* _EXTRACT_
________________

Many of these circumstances, along with weak health care
systems, contributed to the historic Ebola virus disease outbreak in West
Africa, for which the World Health Organization reports more than 10,000
confirmed and suspected cases and nearly 5,000 deaths.
“Viruses have a very high mutation rate, especially RNA
viruses,” Dye said. “Therefore, their genetic material constantly changes,
allowing them the possibility to mutate and [acquire the ability] to infect a
new species.”
RNA viruses have ribonucleic acid as their genetic material
and so are less genetically stable than DNA, or deoxyribonucleic acid, viruses,
such as smallpox, herpes and chickenpox. For example, Dye said, the constantly
mutating flu viruses are RNA viruses.
At USAMRIID, scientists are keeping their eyes on, among
others, alphaviruses such as Chikungunya and Eastern equine encephalitis virus,
and arenaviruses such as Lassa virus. All of these are RNA viruses, and all are
zoonotic.
Warren said Eastern equine encephalitis virus occurs on the
U.S. East Coast, and CDC says most cases of Eastern equine encephalitis have
been reported from Florida, Georgia, Massachusetts and New Jersey. People get
this virus from mosquitos that have bitten infected horses.
CDC says most people infected with the virus have no
apparent illness, but for those who get encephalitis, or brain inflammation,
Eastern equine encephalitis is one of the most severe mosquito-transmitted
diseases in the United States. It has about a 33 percent mortality rate, and
most who survive have brain damage. There’s no specific treatment for the
disease.
“There's a Western version, there's a South American version
of it,” Warren said. “We haven't discovered them all yet.”
Another alphavirus, Chikungunya virus, is transmitted to
people by mosquitoes that picked up the virus by biting chimpanzees or other
animals. The most common symptoms are fever and joint pain. The virus can be
imported to new areas by infected travelers, and there is no vaccine to prevent
it or medicine to treat it.
Since its discovery in Tanganyika, Africa, in 1952,
Chikungunya outbreaks have occurred in countries in Africa, Asia, Europe and
the Indian and Pacific oceans. In late 2013, it was found for the first time in
the Americas on islands in the Caribbean.

________________

[Data entries]
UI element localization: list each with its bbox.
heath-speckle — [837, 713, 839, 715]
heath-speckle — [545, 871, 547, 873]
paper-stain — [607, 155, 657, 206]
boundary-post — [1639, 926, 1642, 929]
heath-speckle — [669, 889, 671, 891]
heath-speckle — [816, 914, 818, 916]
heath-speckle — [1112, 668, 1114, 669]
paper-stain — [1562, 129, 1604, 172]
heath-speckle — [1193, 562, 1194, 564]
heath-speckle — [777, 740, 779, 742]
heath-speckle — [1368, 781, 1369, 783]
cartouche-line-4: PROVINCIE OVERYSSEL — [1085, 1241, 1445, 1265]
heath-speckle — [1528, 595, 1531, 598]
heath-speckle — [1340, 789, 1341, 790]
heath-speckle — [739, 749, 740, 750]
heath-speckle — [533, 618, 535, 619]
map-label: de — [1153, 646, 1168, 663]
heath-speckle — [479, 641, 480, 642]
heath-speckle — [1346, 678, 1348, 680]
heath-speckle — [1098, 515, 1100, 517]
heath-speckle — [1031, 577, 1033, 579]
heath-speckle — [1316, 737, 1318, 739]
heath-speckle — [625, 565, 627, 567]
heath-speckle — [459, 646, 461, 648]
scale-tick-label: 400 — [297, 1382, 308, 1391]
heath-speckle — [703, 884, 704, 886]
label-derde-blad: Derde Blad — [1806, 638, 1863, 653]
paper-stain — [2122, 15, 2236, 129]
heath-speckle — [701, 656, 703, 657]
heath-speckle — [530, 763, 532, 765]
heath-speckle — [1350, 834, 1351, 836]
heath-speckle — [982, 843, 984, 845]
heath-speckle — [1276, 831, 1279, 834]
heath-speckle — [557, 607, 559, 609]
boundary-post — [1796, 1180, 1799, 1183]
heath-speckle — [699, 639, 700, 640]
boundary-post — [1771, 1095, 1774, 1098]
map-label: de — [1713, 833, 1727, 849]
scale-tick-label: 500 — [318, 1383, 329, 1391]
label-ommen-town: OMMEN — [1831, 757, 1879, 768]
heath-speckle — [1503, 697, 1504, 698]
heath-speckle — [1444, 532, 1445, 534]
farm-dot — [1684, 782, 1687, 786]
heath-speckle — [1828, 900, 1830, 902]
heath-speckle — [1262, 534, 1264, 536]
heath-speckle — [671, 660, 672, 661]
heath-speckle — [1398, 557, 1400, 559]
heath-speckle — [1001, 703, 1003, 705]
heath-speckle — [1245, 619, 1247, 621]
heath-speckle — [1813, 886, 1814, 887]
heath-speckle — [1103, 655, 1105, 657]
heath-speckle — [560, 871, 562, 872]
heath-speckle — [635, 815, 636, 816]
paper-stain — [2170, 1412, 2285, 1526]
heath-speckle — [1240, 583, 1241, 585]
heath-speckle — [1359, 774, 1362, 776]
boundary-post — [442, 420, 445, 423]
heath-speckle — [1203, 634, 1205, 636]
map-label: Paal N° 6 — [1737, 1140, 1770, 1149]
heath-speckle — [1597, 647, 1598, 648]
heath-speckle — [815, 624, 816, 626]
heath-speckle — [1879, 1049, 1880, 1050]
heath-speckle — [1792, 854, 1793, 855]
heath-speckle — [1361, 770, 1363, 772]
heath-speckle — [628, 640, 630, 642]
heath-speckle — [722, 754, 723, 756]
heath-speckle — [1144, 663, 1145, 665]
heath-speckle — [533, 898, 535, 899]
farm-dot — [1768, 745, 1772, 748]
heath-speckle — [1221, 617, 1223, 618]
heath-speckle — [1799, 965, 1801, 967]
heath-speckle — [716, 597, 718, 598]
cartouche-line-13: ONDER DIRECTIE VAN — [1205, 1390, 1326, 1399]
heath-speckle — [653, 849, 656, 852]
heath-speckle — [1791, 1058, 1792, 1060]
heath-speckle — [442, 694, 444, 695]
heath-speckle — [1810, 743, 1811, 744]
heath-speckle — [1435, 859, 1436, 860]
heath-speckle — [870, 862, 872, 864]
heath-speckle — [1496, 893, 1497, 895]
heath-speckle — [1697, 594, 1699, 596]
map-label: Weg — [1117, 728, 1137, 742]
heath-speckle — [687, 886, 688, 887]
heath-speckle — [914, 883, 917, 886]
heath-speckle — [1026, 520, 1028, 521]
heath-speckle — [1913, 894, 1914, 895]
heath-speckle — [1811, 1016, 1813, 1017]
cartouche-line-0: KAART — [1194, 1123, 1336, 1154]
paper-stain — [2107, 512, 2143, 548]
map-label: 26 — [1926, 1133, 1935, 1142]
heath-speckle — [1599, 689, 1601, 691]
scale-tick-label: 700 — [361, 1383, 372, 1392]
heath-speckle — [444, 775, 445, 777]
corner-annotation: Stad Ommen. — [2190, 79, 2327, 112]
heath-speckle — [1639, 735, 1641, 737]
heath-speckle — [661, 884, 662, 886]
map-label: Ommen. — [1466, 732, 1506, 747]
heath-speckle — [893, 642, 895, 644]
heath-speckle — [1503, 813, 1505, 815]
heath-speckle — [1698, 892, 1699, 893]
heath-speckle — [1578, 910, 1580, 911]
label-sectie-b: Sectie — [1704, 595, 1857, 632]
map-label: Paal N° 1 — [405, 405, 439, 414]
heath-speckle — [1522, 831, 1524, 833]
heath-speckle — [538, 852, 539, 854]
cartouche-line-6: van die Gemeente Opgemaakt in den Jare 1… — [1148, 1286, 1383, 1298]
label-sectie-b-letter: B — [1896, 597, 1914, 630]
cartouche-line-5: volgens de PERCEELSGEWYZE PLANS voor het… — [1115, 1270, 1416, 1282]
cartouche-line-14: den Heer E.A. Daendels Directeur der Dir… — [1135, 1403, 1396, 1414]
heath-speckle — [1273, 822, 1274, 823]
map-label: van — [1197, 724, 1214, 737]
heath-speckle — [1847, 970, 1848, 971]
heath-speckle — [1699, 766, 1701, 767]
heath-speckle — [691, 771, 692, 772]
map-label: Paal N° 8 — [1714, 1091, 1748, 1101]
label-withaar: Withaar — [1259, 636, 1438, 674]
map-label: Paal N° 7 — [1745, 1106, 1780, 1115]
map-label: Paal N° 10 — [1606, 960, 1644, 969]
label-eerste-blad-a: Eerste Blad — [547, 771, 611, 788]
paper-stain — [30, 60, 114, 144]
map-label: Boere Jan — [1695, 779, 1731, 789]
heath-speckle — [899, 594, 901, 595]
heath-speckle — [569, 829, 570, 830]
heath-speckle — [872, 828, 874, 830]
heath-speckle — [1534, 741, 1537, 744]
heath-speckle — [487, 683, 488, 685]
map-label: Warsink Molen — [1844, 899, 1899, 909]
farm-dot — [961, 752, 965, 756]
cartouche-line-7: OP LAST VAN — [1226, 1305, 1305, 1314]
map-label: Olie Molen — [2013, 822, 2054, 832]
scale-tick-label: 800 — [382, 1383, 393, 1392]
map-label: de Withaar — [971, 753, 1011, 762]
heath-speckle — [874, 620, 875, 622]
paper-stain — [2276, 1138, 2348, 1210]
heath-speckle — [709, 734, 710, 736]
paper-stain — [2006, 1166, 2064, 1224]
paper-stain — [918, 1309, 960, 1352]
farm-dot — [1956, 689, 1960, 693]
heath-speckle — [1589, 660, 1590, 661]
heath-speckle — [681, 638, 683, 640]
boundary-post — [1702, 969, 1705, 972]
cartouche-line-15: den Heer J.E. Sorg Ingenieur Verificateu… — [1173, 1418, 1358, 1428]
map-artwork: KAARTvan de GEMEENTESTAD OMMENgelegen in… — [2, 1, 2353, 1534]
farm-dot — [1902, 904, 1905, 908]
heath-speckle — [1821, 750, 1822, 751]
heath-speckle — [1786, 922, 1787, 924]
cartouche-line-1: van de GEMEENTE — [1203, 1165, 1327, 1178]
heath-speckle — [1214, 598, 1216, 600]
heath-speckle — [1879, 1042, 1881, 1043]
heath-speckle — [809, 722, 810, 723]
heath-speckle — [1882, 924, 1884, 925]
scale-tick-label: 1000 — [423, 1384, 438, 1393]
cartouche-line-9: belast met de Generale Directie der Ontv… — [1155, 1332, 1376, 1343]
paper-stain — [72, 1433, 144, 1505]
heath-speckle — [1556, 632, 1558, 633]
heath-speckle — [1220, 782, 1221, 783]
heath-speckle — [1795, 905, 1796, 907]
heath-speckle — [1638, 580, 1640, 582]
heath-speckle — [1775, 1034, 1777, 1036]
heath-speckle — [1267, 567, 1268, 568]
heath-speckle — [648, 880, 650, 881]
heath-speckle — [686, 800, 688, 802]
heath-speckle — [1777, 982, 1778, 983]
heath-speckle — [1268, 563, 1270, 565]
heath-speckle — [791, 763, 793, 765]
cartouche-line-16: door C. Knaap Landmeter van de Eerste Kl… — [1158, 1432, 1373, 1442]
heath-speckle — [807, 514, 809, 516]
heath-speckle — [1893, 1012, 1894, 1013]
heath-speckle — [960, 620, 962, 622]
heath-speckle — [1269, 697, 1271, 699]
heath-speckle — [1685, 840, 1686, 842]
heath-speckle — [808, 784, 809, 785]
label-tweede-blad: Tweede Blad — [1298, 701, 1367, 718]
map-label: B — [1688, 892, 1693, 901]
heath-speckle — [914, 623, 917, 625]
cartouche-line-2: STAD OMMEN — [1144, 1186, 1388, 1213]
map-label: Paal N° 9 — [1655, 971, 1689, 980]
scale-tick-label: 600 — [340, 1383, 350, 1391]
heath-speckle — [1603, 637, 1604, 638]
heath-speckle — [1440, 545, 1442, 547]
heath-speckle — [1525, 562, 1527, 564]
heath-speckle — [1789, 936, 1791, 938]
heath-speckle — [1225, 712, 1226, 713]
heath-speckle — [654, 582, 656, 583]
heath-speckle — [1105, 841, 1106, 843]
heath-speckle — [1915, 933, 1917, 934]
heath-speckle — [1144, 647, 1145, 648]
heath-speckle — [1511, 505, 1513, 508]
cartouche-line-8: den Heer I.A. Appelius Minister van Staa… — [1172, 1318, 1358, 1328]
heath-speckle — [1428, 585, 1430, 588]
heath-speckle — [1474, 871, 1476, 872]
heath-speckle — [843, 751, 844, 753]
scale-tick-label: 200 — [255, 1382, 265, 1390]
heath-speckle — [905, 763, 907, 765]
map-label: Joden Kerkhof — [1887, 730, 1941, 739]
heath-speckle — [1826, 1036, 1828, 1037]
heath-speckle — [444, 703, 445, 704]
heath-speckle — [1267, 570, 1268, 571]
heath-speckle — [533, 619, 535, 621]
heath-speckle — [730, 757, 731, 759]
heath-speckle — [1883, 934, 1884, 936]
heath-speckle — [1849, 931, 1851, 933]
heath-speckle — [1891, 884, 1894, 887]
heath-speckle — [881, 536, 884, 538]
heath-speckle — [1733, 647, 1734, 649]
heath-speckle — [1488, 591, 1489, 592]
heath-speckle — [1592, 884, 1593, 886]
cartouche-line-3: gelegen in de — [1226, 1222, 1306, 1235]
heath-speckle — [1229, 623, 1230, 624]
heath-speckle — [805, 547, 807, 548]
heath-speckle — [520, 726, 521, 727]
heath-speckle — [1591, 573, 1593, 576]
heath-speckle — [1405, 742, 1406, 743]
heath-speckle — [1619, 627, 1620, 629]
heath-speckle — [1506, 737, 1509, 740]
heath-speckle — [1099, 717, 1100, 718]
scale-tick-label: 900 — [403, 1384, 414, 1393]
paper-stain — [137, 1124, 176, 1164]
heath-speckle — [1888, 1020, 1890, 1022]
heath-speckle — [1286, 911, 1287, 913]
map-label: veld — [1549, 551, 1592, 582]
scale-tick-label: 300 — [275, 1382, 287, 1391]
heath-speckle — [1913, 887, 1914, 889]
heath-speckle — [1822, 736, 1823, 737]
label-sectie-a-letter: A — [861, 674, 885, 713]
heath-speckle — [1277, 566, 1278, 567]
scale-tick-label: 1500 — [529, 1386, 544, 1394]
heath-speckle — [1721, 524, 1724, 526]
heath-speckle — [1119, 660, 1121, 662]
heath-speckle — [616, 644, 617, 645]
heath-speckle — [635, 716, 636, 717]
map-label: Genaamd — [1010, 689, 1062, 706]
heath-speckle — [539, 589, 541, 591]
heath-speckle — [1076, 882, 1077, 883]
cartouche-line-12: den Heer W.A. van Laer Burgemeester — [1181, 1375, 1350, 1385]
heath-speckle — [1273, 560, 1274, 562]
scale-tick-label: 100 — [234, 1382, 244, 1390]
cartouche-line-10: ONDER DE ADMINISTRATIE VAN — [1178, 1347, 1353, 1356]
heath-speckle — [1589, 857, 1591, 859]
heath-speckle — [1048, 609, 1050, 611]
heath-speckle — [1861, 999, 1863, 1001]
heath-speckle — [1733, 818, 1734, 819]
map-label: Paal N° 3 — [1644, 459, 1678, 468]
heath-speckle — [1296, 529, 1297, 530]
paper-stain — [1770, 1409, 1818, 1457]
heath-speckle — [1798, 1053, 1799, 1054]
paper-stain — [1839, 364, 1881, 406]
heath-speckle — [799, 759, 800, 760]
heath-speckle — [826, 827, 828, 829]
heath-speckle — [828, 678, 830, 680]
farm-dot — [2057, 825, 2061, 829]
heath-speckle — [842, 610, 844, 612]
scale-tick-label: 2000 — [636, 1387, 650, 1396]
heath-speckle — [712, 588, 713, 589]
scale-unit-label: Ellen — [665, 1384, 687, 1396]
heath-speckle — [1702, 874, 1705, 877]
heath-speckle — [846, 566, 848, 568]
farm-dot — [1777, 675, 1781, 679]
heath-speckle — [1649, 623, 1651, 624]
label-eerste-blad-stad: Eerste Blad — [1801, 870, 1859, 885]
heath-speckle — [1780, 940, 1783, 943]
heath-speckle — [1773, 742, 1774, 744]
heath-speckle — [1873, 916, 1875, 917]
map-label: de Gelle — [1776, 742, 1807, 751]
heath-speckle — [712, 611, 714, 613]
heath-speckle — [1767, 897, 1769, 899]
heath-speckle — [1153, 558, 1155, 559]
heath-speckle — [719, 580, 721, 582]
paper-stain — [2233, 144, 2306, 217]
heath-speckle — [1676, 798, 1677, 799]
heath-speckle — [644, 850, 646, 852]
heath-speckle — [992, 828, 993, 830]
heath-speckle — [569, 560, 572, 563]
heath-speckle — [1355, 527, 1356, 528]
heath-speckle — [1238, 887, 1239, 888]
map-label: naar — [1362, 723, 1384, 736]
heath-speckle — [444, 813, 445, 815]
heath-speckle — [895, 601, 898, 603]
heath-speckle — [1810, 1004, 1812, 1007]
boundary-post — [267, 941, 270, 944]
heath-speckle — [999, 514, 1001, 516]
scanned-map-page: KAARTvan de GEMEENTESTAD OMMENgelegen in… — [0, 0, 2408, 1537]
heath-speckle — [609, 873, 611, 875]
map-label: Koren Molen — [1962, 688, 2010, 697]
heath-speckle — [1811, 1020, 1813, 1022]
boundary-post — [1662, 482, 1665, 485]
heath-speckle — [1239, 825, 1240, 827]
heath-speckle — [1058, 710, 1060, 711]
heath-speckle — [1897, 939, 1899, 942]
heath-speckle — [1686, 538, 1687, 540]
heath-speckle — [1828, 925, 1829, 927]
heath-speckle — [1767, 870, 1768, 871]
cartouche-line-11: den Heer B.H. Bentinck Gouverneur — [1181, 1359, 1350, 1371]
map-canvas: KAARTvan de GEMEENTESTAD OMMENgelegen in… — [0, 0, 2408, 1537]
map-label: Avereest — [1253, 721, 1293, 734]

________________

* _EXERCISE TASKS_
[a] Reproduce the virus excerpt word for word, starting at "Warren said Eastern" and ending at "bitten infected horses.".
[b] According to the virus excerpt, what is the mortality rate of Eastern equine encephalitis?

* _SOLUTION LIST_
[a]
Warren said Eastern equine encephalitis virus occurs on the
U.S. East Coast, and CDC says most cases of Eastern equine encephalitis have
been reported from Florida, Georgia, Massachusetts and New Jersey. People get
this virus from mosquitos that have bitten infected horses.

[b] About 33 percent.